[What to work on]
Print every line of the listing exactly, please.

[Excerpted records]
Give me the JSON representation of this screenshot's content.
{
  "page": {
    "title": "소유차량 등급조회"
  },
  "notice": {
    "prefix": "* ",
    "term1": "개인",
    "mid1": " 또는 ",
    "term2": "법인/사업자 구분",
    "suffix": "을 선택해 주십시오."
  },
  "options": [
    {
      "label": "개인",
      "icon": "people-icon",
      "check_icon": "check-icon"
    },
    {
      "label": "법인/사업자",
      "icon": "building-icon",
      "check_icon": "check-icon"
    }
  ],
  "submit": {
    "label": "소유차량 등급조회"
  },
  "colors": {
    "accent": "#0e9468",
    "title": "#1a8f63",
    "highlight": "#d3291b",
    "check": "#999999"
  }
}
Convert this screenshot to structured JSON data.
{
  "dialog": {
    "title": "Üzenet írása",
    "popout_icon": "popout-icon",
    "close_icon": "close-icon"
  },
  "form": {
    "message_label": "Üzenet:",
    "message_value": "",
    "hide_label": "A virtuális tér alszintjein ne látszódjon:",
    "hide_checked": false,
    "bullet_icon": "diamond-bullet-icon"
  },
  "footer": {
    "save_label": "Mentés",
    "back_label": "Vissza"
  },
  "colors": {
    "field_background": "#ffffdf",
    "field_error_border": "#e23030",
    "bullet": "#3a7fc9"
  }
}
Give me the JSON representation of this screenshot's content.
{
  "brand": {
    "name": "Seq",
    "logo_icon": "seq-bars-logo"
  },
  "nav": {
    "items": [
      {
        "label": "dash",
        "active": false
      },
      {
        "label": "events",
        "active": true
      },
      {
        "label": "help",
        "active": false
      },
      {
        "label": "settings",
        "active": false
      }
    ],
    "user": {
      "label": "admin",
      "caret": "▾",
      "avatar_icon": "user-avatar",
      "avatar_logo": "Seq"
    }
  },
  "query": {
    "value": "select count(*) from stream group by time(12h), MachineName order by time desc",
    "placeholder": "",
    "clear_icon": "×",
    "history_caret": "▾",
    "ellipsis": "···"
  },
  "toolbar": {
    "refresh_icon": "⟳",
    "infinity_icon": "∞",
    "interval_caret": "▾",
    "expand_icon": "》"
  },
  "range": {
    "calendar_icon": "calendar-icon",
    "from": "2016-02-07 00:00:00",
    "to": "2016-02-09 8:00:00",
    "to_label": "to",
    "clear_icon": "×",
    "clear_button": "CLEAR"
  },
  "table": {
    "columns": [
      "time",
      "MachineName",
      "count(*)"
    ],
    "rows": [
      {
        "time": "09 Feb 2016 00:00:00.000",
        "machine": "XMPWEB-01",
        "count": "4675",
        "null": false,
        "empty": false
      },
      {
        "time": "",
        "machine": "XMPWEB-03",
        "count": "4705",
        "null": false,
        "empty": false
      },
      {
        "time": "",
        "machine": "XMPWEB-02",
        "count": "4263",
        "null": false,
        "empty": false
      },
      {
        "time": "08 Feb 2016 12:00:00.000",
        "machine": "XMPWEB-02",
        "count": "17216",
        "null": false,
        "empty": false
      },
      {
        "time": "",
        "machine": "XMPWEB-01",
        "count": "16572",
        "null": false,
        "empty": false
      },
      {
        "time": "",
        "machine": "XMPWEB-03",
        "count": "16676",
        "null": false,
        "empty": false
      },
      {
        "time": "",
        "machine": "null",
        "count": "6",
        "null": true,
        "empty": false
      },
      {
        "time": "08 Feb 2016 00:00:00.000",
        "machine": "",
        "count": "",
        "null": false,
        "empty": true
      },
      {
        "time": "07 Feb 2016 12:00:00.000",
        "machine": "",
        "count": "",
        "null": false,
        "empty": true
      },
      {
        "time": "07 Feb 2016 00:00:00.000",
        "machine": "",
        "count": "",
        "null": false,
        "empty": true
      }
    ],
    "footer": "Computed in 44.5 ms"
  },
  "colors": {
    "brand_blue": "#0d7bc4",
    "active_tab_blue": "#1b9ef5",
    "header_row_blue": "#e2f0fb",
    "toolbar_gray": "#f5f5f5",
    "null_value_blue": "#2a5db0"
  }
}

[Response to the exercise]
Give me the JSON representation of this screenshot's content.
{
  "page": {
    "title": "소유차량 등급조회"
  },
  "notice": {
    "prefix": "* ",
    "term1": "개인",
    "mid1": " 또는 ",
    "term2": "법인/사업자 구분",
    "suffix": "을 선택해 주십시오."
  },
  "options": [
    {
      "label": "개인",
      "icon": "people-icon",
      "check_icon": "check-icon"
    },
    {
      "label": "법인/사업자",
      "icon": "building-icon",
      "check_icon": "check-icon"
    }
  ],
  "submit": {
    "label": "소유차량 등급조회"
  },
  "colors": {
    "accent": "#0e9468",
    "title": "#1a8f63",
    "highlight": "#d3291b",
    "check": "#999999"
  }
}
Convert this screenshot to structured JSON data.
{
  "dialog": {
    "title": "Üzenet írása",
    "popout_icon": "popout-icon",
    "close_icon": "close-icon"
  },
  "form": {
    "message_label": "Üzenet:",
    "message_value": "",
    "hide_label": "A virtuális tér alszintjein ne látszódjon:",
    "hide_checked": false,
    "bullet_icon": "diamond-bullet-icon"
  },
  "footer": {
    "save_label": "Mentés",
    "back_label": "Vissza"
  },
  "colors": {
    "field_background": "#ffffdf",
    "field_error_border": "#e23030",
    "bullet": "#3a7fc9"
  }
}
Give me the JSON representation of this screenshot's content.
{
  "brand": {
    "name": "Seq",
    "logo_icon": "seq-bars-logo"
  },
  "nav": {
    "items": [
      {
        "label": "dash",
        "active": false
      },
      {
        "label": "events",
        "active": true
      },
      {
        "label": "help",
        "active": false
      },
      {
        "label": "settings",
        "active": false
      }
    ],
    "user": {
      "label": "admin",
      "caret": "▾",
      "avatar_icon": "user-avatar",
      "avatar_logo": "Seq"
    }
  },
  "query": {
    "value": "select count(*) from stream group by time(12h), MachineName order by time desc",
    "placeholder": "",
    "clear_icon": "×",
    "history_caret": "▾",
    "ellipsis": "···"
  },
  "toolbar": {
    "refresh_icon": "⟳",
    "infinity_icon": "∞",
    "interval_caret": "▾",
    "expand_icon": "》"
  },
  "range": {
    "calendar_icon": "calendar-icon",
    "from": "2016-02-07 00:00:00",
    "to": "2016-02-09 8:00:00",
    "to_label": "to",
    "clear_icon": "×",
    "clear_button": "CLEAR"
  },
  "table": {
    "columns": [
      "time",
      "MachineName",
      "count(*)"
    ],
    "rows": [
      {
        "time": "09 Feb 2016 00:00:00.000",
        "machine": "XMPWEB-01",
        "count": "4675",
        "null": false,
        "empty": false
      },
      {
        "time": "",
        "machine": "XMPWEB-03",
        "count": "4705",
        "null": false,
        "empty": false
      },
      {
        "time": "",
        "machine": "XMPWEB-02",
        "count": "4263",
        "null": false,
        "empty": false
      },
      {
        "time": "08 Feb 2016 12:00:00.000",
        "machine": "XMPWEB-02",
        "count": "17216",
        "null": false,
        "empty": false
      },
      {
        "time": "",
        "machine": "XMPWEB-01",
        "count": "16572",
        "null": false,
        "empty": false
      },
      {
        "time": "",
        "machine": "XMPWEB-03",
        "count": "16676",
        "null": false,
        "empty": false
      },
      {
        "time": "",
        "machine": "null",
        "count": "6",
        "null": true,
        "empty": false
      },
      {
        "time": "08 Feb 2016 00:00:00.000",
        "machine": "",
        "count": "",
        "null": false,
        "empty": true
      },
      {
        "time": "07 Feb 2016 12:00:00.000",
        "machine": "",
        "count": "",
        "null": false,
        "empty": true
      },
      {
        "time": "07 Feb 2016 00:00:00.000",
        "machine": "",
        "count": "",
        "null": false,
        "empty": true
      }
    ],
    "footer": "Computed in 44.5 ms"
  },
  "colors": {
    "brand_blue": "#0d7bc4",
    "active_tab_blue": "#1b9ef5",
    "header_row_blue": "#e2f0fb",
    "toolbar_gray": "#f5f5f5",
    "null_value_blue": "#2a5db0"
  }
}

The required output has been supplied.